## START Provided records
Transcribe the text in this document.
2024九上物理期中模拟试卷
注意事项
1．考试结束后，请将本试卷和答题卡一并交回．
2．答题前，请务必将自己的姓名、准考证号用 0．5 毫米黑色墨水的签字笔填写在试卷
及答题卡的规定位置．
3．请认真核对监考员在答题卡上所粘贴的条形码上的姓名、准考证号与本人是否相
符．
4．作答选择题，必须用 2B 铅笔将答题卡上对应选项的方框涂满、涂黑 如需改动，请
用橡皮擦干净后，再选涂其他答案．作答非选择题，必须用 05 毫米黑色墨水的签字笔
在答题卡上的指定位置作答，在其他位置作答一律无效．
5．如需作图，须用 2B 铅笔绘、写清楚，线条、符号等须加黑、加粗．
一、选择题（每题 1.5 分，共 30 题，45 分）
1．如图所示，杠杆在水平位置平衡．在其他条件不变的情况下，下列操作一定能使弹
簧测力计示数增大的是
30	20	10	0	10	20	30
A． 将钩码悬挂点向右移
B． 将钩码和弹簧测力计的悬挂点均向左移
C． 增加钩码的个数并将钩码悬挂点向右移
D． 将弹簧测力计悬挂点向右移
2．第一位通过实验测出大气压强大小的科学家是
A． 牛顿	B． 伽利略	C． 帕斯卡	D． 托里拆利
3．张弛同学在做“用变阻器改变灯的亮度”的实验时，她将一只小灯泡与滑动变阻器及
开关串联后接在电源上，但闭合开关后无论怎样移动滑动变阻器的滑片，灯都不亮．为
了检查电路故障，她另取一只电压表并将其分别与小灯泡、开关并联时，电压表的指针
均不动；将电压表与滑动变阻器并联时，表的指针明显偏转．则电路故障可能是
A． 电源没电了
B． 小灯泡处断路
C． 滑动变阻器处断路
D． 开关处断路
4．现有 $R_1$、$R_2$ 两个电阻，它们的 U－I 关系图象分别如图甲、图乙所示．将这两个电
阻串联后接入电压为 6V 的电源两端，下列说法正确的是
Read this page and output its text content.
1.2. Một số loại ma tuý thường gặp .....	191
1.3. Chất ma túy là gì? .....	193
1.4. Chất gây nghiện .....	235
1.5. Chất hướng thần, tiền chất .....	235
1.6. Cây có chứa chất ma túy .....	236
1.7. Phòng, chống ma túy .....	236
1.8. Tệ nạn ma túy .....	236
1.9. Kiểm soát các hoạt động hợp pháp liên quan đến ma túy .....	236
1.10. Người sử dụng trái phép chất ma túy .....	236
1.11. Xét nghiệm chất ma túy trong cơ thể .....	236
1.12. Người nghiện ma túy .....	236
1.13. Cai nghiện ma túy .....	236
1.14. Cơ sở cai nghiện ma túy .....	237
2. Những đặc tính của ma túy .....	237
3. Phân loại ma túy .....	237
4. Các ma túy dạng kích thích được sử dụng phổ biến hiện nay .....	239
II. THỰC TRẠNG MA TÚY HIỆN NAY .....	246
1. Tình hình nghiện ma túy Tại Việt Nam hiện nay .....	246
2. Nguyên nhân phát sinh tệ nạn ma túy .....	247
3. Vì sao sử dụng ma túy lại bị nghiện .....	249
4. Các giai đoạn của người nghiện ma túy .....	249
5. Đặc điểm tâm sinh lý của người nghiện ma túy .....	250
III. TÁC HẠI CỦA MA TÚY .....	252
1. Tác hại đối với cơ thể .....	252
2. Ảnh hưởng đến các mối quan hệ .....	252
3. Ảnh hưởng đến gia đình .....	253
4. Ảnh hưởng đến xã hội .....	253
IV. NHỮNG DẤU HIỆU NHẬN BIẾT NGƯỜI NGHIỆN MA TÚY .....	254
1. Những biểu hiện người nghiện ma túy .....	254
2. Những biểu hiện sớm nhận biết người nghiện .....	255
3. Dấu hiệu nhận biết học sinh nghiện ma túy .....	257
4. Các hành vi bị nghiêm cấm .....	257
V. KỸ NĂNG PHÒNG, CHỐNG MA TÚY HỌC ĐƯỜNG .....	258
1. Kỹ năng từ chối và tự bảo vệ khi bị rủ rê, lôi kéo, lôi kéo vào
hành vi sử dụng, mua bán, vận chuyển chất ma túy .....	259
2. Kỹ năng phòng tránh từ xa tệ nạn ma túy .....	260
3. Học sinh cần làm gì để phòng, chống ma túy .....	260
## END Provided records
Task goal
Output the lines above verbatim and in full.

Task answer
Transcribe the text in this document.
2024九上物理期中模拟试卷
注意事项
1．考试结束后，请将本试卷和答题卡一并交回．
2．答题前，请务必将自己的姓名、准考证号用 0．5 毫米黑色墨水的签字笔填写在试卷
及答题卡的规定位置．
3．请认真核对监考员在答题卡上所粘贴的条形码上的姓名、准考证号与本人是否相
符．
4．作答选择题，必须用 2B 铅笔将答题卡上对应选项的方框涂满、涂黑 如需改动，请
用橡皮擦干净后，再选涂其他答案．作答非选择题，必须用 05 毫米黑色墨水的签字笔
在答题卡上的指定位置作答，在其他位置作答一律无效．
5．如需作图，须用 2B 铅笔绘、写清楚，线条、符号等须加黑、加粗．
一、选择题（每题 1.5 分，共 30 题，45 分）
1．如图所示，杠杆在水平位置平衡．在其他条件不变的情况下，下列操作一定能使弹
簧测力计示数增大的是
30	20	10	0	10	20	30
A． 将钩码悬挂点向右移
B． 将钩码和弹簧测力计的悬挂点均向左移
C． 增加钩码的个数并将钩码悬挂点向右移
D． 将弹簧测力计悬挂点向右移
2．第一位通过实验测出大气压强大小的科学家是
A． 牛顿	B． 伽利略	C． 帕斯卡	D． 托里拆利
3．张弛同学在做“用变阻器改变灯的亮度”的实验时，她将一只小灯泡与滑动变阻器及
开关串联后接在电源上，但闭合开关后无论怎样移动滑动变阻器的滑片，灯都不亮．为
了检查电路故障，她另取一只电压表并将其分别与小灯泡、开关并联时，电压表的指针
均不动；将电压表与滑动变阻器并联时，表的指针明显偏转．则电路故障可能是
A． 电源没电了
B． 小灯泡处断路
C． 滑动变阻器处断路
D． 开关处断路
4．现有 $R_1$、$R_2$ 两个电阻，它们的 U－I 关系图象分别如图甲、图乙所示．将这两个电
阻串联后接入电压为 6V 的电源两端，下列说法正确的是
Read this page and output its text content.
1.2. Một số loại ma tuý thường gặp .....	191
1.3. Chất ma túy là gì? .....	193
1.4. Chất gây nghiện .....	235
1.5. Chất hướng thần, tiền chất .....	235
1.6. Cây có chứa chất ma túy .....	236
1.7. Phòng, chống ma túy .....	236
1.8. Tệ nạn ma túy .....	236
1.9. Kiểm soát các hoạt động hợp pháp liên quan đến ma túy .....	236
1.10. Người sử dụng trái phép chất ma túy .....	236
1.11. Xét nghiệm chất ma túy trong cơ thể .....	236
1.12. Người nghiện ma túy .....	236
1.13. Cai nghiện ma túy .....	236
1.14. Cơ sở cai nghiện ma túy .....	237
2. Những đặc tính của ma túy .....	237
3. Phân loại ma túy .....	237
4. Các ma túy dạng kích thích được sử dụng phổ biến hiện nay .....	239
II. THỰC TRẠNG MA TÚY HIỆN NAY .....	246
1. Tình hình nghiện ma túy Tại Việt Nam hiện nay .....	246
2. Nguyên nhân phát sinh tệ nạn ma túy .....	247
3. Vì sao sử dụng ma túy lại bị nghiện .....	249
4. Các giai đoạn của người nghiện ma túy .....	249
5. Đặc điểm tâm sinh lý của người nghiện ma túy .....	250
III. TÁC HẠI CỦA MA TÚY .....	252
1. Tác hại đối với cơ thể .....	252
2. Ảnh hưởng đến các mối quan hệ .....	252
3. Ảnh hưởng đến gia đình .....	253
4. Ảnh hưởng đến xã hội .....	253
IV. NHỮNG DẤU HIỆU NHẬN BIẾT NGƯỜI NGHIỆN MA TÚY .....	254
1. Những biểu hiện người nghiện ma túy .....	254
2. Những biểu hiện sớm nhận biết người nghiện .....	255
3. Dấu hiệu nhận biết học sinh nghiện ma túy .....	257
4. Các hành vi bị nghiêm cấm .....	257
V. KỸ NĂNG PHÒNG, CHỐNG MA TÚY HỌC ĐƯỜNG .....	258
1. Kỹ năng từ chối và tự bảo vệ khi bị rủ rê, lôi kéo, lôi kéo vào
hành vi sử dụng, mua bán, vận chuyển chất ma túy .....	259
2. Kỹ năng phòng tránh từ xa tệ nạn ma túy .....	260
3. Học sinh cần làm gì để phòng, chống ma túy .....	260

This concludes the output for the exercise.